◆ **Task instructions**: Copy out all the records exactly.

:: Given information

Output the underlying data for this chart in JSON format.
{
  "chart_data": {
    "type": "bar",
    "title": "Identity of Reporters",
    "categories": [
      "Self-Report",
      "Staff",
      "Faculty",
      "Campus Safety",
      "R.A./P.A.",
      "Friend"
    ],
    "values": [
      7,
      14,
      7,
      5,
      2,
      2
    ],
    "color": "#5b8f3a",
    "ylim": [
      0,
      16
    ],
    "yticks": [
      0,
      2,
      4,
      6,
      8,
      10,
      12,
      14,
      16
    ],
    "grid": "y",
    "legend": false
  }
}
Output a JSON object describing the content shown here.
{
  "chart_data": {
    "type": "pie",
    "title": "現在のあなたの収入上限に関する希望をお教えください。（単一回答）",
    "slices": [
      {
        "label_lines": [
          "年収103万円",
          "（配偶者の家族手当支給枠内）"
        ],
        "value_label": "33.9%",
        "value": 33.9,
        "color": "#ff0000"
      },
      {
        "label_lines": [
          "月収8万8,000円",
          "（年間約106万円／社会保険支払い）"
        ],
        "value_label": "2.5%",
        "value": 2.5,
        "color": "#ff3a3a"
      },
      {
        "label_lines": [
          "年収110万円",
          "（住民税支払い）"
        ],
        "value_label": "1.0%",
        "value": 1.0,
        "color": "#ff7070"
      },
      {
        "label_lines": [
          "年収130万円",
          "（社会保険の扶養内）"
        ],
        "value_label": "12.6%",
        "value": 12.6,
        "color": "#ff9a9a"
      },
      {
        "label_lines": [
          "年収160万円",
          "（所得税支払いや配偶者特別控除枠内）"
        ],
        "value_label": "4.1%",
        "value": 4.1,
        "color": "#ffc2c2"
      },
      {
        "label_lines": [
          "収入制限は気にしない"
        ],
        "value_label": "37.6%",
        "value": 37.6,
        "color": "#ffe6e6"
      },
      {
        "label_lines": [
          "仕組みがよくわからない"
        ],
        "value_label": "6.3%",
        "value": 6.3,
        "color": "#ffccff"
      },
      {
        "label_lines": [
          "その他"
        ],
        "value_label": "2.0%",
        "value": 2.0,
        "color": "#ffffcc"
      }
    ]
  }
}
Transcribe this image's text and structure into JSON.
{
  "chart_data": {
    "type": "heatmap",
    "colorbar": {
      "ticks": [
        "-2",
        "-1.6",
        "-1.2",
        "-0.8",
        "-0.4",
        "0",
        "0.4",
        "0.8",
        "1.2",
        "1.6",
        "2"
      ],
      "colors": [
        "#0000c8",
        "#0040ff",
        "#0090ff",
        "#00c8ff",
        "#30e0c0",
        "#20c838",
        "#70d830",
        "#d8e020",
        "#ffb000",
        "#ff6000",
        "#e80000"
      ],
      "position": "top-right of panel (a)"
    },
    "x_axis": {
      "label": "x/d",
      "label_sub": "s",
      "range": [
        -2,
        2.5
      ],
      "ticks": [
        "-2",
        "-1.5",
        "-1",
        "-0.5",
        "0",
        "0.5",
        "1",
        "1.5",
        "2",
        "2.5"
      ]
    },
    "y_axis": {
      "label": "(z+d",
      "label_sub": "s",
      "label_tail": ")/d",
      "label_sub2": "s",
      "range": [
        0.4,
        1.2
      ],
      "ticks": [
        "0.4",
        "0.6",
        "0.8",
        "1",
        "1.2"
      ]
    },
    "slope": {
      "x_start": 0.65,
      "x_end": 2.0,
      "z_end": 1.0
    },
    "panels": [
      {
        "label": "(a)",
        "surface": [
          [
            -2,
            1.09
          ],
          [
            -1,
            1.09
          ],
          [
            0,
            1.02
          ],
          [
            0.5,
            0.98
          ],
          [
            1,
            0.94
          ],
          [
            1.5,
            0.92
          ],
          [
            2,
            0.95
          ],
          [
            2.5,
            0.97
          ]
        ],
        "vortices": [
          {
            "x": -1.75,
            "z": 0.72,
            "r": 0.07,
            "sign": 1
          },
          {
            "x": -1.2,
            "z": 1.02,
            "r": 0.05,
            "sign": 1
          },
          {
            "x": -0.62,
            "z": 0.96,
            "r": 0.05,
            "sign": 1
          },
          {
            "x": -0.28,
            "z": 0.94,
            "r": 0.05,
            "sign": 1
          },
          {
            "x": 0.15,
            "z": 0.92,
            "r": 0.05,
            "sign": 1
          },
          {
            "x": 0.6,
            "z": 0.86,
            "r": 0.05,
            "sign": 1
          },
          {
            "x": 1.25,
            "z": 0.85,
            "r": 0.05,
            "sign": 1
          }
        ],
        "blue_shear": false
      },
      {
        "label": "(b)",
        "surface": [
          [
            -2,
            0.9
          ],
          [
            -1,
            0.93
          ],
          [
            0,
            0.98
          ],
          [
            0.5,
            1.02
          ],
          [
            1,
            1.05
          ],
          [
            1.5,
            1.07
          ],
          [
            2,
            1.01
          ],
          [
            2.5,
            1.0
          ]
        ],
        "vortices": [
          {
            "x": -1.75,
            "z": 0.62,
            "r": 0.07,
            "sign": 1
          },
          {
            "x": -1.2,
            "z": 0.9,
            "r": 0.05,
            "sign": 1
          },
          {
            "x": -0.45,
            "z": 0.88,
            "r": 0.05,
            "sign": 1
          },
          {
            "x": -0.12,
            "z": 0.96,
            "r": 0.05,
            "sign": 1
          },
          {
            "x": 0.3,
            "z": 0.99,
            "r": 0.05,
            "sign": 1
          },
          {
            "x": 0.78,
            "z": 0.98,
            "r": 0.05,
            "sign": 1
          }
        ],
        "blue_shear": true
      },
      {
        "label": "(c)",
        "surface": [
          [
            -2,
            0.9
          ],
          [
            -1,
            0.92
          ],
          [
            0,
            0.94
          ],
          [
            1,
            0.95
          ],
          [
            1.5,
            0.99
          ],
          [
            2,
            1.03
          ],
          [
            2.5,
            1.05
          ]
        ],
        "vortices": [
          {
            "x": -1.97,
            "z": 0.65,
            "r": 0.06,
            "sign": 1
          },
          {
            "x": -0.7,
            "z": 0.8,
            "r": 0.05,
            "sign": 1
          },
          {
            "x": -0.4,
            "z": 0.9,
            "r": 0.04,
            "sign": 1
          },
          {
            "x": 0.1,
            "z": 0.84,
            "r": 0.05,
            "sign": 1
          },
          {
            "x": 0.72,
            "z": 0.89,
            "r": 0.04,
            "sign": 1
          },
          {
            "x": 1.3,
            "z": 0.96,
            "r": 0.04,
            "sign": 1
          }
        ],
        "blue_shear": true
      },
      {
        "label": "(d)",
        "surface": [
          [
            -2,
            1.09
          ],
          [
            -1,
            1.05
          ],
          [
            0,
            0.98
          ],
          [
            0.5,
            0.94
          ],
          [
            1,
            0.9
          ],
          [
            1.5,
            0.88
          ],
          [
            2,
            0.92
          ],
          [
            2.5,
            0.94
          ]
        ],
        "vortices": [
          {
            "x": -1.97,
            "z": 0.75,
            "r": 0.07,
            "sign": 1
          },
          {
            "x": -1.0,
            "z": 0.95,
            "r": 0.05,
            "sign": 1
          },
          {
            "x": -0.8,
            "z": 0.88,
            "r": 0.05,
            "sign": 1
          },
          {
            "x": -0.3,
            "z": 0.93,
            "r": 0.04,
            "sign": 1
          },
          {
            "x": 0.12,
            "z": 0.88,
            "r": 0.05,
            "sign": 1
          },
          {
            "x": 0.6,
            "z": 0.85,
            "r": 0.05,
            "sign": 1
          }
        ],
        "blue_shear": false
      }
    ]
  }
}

::::

◆ **Written answer**:
Output the underlying data for this chart in JSON format.
{
  "chart_data": {
    "type": "bar",
    "title": "Identity of Reporters",
    "categories": [
      "Self-Report",
      "Staff",
      "Faculty",
      "Campus Safety",
      "R.A./P.A.",
      "Friend"
    ],
    "values": [
      7,
      14,
      7,
      5,
      2,
      2
    ],
    "color": "#5b8f3a",
    "ylim": [
      0,
      16
    ],
    "yticks": [
      0,
      2,
      4,
      6,
      8,
      10,
      12,
      14,
      16
    ],
    "grid": "y",
    "legend": false
  }
}
Output a JSON object describing the content shown here.
{
  "chart_data": {
    "type": "pie",
    "title": "現在のあなたの収入上限に関する希望をお教えください。（単一回答）",
    "slices": [
      {
        "label_lines": [
          "年収103万円",
          "（配偶者の家族手当支給枠内）"
        ],
        "value_label": "33.9%",
        "value": 33.9,
        "color": "#ff0000"
      },
      {
        "label_lines": [
          "月収8万8,000円",
          "（年間約106万円／社会保険支払い）"
        ],
        "value_label": "2.5%",
        "value": 2.5,
        "color": "#ff3a3a"
      },
      {
        "label_lines": [
          "年収110万円",
          "（住民税支払い）"
        ],
        "value_label": "1.0%",
        "value": 1.0,
        "color": "#ff7070"
      },
      {
        "label_lines": [
          "年収130万円",
          "（社会保険の扶養内）"
        ],
        "value_label": "12.6%",
        "value": 12.6,
        "color": "#ff9a9a"
      },
      {
        "label_lines": [
          "年収160万円",
          "（所得税支払いや配偶者特別控除枠内）"
        ],
        "value_label": "4.1%",
        "value": 4.1,
        "color": "#ffc2c2"
      },
      {
        "label_lines": [
          "収入制限は気にしない"
        ],
        "value_label": "37.6%",
        "value": 37.6,
        "color": "#ffe6e6"
      },
      {
        "label_lines": [
          "仕組みがよくわからない"
        ],
        "value_label": "6.3%",
        "value": 6.3,
        "color": "#ffccff"
      },
      {
        "label_lines": [
          "その他"
        ],
        "value_label": "2.0%",
        "value": 2.0,
        "color": "#ffffcc"
      }
    ]
  }
}
Transcribe this image's text and structure into JSON.
{
  "chart_data": {
    "type": "heatmap",
    "colorbar": {
      "ticks": [
        "-2",
        "-1.6",
        "-1.2",
        "-0.8",
        "-0.4",
        "0",
        "0.4",
        "0.8",
        "1.2",
        "1.6",
        "2"
      ],
      "colors": [
        "#0000c8",
        "#0040ff",
        "#0090ff",
        "#00c8ff",
        "#30e0c0",
        "#20c838",
        "#70d830",
        "#d8e020",
        "#ffb000",
        "#ff6000",
        "#e80000"
      ],
      "position": "top-right of panel (a)"
    },
    "x_axis": {
      "label": "x/d",
      "label_sub": "s",
      "range": [
        -2,
        2.5
      ],
      "ticks": [
        "-2",
        "-1.5",
        "-1",
        "-0.5",
        "0",
        "0.5",
        "1",
        "1.5",
        "2",
        "2.5"
      ]
    },
    "y_axis": {
      "label": "(z+d",
      "label_sub": "s",
      "label_tail": ")/d",
      "label_sub2": "s",
      "range": [
        0.4,
        1.2
      ],
      "ticks": [
        "0.4",
        "0.6",
        "0.8",
        "1",
        "1.2"
      ]
    },
    "slope": {
      "x_start": 0.65,
      "x_end": 2.0,
      "z_end": 1.0
    },
    "panels": [
      {
        "label": "(a)",
        "surface": [
          [
            -2,
            1.09
          ],
          [
            -1,
            1.09
          ],
          [
            0,
            1.02
          ],
          [
            0.5,
            0.98
          ],
          [
            1,
            0.94
          ],
          [
            1.5,
            0.92
          ],
          [
            2,
            0.95
          ],
          [
            2.5,
            0.97
          ]
        ],
        "vortices": [
          {
            "x": -1.75,
            "z": 0.72,
            "r": 0.07,
            "sign": 1
          },
          {
            "x": -1.2,
            "z": 1.02,
            "r": 0.05,
            "sign": 1
          },
          {
            "x": -0.62,
            "z": 0.96,
            "r": 0.05,
            "sign": 1
          },
          {
            "x": -0.28,
            "z": 0.94,
            "r": 0.05,
            "sign": 1
          },
          {
            "x": 0.15,
            "z": 0.92,
            "r": 0.05,
            "sign": 1
          },
          {
            "x": 0.6,
            "z": 0.86,
            "r": 0.05,
            "sign": 1
          },
          {
            "x": 1.25,
            "z": 0.85,
            "r": 0.05,
            "sign": 1
          }
        ],
        "blue_shear": false
      },
      {
        "label": "(b)",
        "surface": [
          [
            -2,
            0.9
          ],
          [
            -1,
            0.93
          ],
          [
            0,
            0.98
          ],
          [
            0.5,
            1.02
          ],
          [
            1,
            1.05
          ],
          [
            1.5,
            1.07
          ],
          [
            2,
            1.01
          ],
          [
            2.5,
            1.0
          ]
        ],
        "vortices": [
          {
            "x": -1.75,
            "z": 0.62,
            "r": 0.07,
            "sign": 1
          },
          {
            "x": -1.2,
            "z": 0.9,
            "r": 0.05,
            "sign": 1
          },
          {
            "x": -0.45,
            "z": 0.88,
            "r": 0.05,
            "sign": 1
          },
          {
            "x": -0.12,
            "z": 0.96,
            "r": 0.05,
            "sign": 1
          },
          {
            "x": 0.3,
            "z": 0.99,
            "r": 0.05,
            "sign": 1
          },
          {
            "x": 0.78,
            "z": 0.98,
            "r": 0.05,
            "sign": 1
          }
        ],
        "blue_shear": true
      },
      {
        "label": "(c)",
        "surface": [
          [
            -2,
            0.9
          ],
          [
            -1,
            0.92
          ],
          [
            0,
            0.94
          ],
          [
            1,
            0.95
          ],
          [
            1.5,
            0.99
          ],
          [
            2,
            1.03
          ],
          [
            2.5,
            1.05
          ]
        ],
        "vortices": [
          {
            "x": -1.97,
            "z": 0.65,
            "r": 0.06,
            "sign": 1
          },
          {
            "x": -0.7,
            "z": 0.8,
            "r": 0.05,
            "sign": 1
          },
          {
            "x": -0.4,
            "z": 0.9,
            "r": 0.04,
            "sign": 1
          },
          {
            "x": 0.1,
            "z": 0.84,
            "r": 0.05,
            "sign": 1
          },
          {
            "x": 0.72,
            "z": 0.89,
            "r": 0.04,
            "sign": 1
          },
          {
            "x": 1.3,
            "z": 0.96,
            "r": 0.04,
            "sign": 1
          }
        ],
        "blue_shear": true
      },
      {
        "label": "(d)",
        "surface": [
          [
            -2,
            1.09
          ],
          [
            -1,
            1.05
          ],
          [
            0,
            0.98
          ],
          [
            0.5,
            0.94
          ],
          [
            1,
            0.9
          ],
          [
            1.5,
            0.88
          ],
          [
            2,
            0.92
          ],
          [
            2.5,
            0.94
          ]
        ],
        "vortices": [
          {
            "x": -1.97,
            "z": 0.75,
            "r": 0.07,
            "sign": 1
          },
          {
            "x": -1.0,
            "z": 0.95,
            "r": 0.05,
            "sign": 1
          },
          {
            "x": -0.8,
            "z": 0.88,
            "r": 0.05,
            "sign": 1
          },
          {
            "x": -0.3,
            "z": 0.93,
            "r": 0.04,
            "sign": 1
          },
          {
            "x": 0.12,
            "z": 0.88,
            "r": 0.05,
            "sign": 1
          },
          {
            "x": 0.6,
            "z": 0.85,
            "r": 0.05,
            "sign": 1
          }
        ],
        "blue_shear": false
      }
    ]
  }
}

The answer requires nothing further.